[GOAL]:
Where does the string "series" appear in the records? Copy every line that contains it.

[Excerpts from a figure dataset]:

----------

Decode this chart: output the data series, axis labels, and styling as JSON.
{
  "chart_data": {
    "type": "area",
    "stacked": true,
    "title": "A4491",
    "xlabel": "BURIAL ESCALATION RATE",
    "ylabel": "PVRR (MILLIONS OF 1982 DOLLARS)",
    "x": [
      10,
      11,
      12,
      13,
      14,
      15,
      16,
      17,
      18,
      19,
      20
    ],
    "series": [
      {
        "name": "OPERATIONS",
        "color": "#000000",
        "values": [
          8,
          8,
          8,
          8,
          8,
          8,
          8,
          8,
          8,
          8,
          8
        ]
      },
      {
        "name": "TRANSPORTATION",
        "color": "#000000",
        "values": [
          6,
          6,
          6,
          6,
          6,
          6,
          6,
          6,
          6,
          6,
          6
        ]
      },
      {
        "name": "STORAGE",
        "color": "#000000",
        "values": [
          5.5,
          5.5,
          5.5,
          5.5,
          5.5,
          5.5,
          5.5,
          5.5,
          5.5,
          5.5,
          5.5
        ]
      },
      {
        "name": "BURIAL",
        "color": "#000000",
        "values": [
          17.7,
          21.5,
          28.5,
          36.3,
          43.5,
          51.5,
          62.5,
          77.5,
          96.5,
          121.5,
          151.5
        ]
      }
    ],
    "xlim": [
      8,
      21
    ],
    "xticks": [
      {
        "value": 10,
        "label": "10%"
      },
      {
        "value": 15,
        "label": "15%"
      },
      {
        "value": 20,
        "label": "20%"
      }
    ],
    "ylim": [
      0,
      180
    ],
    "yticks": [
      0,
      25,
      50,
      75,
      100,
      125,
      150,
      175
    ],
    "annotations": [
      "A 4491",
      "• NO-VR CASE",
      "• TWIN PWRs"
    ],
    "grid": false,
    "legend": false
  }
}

----------

[EXERCISE ANSWER]:
Decode this chart: output the data series, axis labels, and styling as JSON.
    "series": [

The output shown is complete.